_RECORD SET_:
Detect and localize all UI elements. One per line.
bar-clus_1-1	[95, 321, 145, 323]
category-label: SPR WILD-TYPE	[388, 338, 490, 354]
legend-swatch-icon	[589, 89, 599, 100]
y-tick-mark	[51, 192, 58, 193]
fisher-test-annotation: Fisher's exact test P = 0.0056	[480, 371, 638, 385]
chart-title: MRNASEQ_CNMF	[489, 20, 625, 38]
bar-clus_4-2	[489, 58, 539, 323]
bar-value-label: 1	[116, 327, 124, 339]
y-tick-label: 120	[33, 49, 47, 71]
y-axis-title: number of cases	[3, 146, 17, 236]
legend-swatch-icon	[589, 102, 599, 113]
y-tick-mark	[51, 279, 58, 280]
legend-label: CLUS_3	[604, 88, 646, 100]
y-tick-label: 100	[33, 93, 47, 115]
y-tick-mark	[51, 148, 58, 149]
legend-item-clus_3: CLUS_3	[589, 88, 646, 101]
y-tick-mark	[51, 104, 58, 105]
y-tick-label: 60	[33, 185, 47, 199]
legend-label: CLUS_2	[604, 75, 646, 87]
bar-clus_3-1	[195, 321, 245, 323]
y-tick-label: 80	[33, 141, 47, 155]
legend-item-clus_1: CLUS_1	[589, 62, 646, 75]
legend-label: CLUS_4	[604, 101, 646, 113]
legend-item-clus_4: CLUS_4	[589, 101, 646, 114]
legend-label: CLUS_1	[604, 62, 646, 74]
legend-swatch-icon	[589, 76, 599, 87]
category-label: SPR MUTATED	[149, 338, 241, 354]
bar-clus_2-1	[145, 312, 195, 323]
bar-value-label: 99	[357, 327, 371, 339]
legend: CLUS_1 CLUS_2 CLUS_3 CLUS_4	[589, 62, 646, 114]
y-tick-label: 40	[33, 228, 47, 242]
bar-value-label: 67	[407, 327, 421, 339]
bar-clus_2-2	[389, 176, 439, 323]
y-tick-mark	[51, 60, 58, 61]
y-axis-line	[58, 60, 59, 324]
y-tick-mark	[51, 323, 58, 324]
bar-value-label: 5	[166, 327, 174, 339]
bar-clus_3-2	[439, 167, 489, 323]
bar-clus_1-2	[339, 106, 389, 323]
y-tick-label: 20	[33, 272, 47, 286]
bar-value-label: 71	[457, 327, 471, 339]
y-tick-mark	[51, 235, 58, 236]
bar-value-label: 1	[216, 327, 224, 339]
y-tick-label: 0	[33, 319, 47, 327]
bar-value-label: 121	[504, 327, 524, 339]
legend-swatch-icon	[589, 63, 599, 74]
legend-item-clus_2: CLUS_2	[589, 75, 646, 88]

_AIM OF THE TASK_:
Give the listing again in full, and make every line match exactly.

_THE ANSWER_:
Detect and localize all UI elements. One per line.
bar-clus_1-1	[95, 321, 145, 323]
category-label: SPR WILD-TYPE	[388, 338, 490, 354]
legend-swatch-icon	[589, 89, 599, 100]
y-tick-mark	[51, 192, 58, 193]
fisher-test-annotation: Fisher's exact test P = 0.0056	[480, 371, 638, 385]
chart-title: MRNASEQ_CNMF	[489, 20, 625, 38]
bar-clus_4-2	[489, 58, 539, 323]
bar-value-label: 1	[116, 327, 124, 339]
y-tick-label: 120	[33, 49, 47, 71]
y-axis-title: number of cases	[3, 146, 17, 236]
legend-swatch-icon	[589, 102, 599, 113]
y-tick-mark	[51, 279, 58, 280]
legend-label: CLUS_3	[604, 88, 646, 100]
y-tick-label: 100	[33, 93, 47, 115]
y-tick-mark	[51, 148, 58, 149]
legend-item-clus_3: CLUS_3	[589, 88, 646, 101]
y-tick-mark	[51, 104, 58, 105]
y-tick-label: 60	[33, 185, 47, 199]
legend-label: CLUS_2	[604, 75, 646, 87]
bar-clus_3-1	[195, 321, 245, 323]
y-tick-label: 80	[33, 141, 47, 155]
legend-item-clus_1: CLUS_1	[589, 62, 646, 75]
legend-label: CLUS_4	[604, 101, 646, 113]
legend-item-clus_4: CLUS_4	[589, 101, 646, 114]
legend-label: CLUS_1	[604, 62, 646, 74]
legend-swatch-icon	[589, 76, 599, 87]
category-label: SPR MUTATED	[149, 338, 241, 354]
bar-clus_2-1	[145, 312, 195, 323]
bar-value-label: 99	[357, 327, 371, 339]
legend: CLUS_1 CLUS_2 CLUS_3 CLUS_4	[589, 62, 646, 114]
y-tick-label: 40	[33, 228, 47, 242]
bar-value-label: 67	[407, 327, 421, 339]
bar-clus_2-2	[389, 176, 439, 323]
y-tick-mark	[51, 60, 58, 61]
y-axis-line	[58, 60, 59, 324]
y-tick-mark	[51, 323, 58, 324]
bar-value-label: 5	[166, 327, 174, 339]
bar-clus_3-2	[439, 167, 489, 323]
bar-clus_1-2	[339, 106, 389, 323]
y-tick-label: 20	[33, 272, 47, 286]
bar-value-label: 71	[457, 327, 471, 339]
y-tick-mark	[51, 235, 58, 236]
bar-value-label: 1	[216, 327, 224, 339]
y-tick-label: 0	[33, 319, 47, 327]
bar-value-label: 121	[504, 327, 524, 339]
legend-swatch-icon	[589, 63, 599, 74]
legend-item-clus_2: CLUS_2	[589, 75, 646, 88]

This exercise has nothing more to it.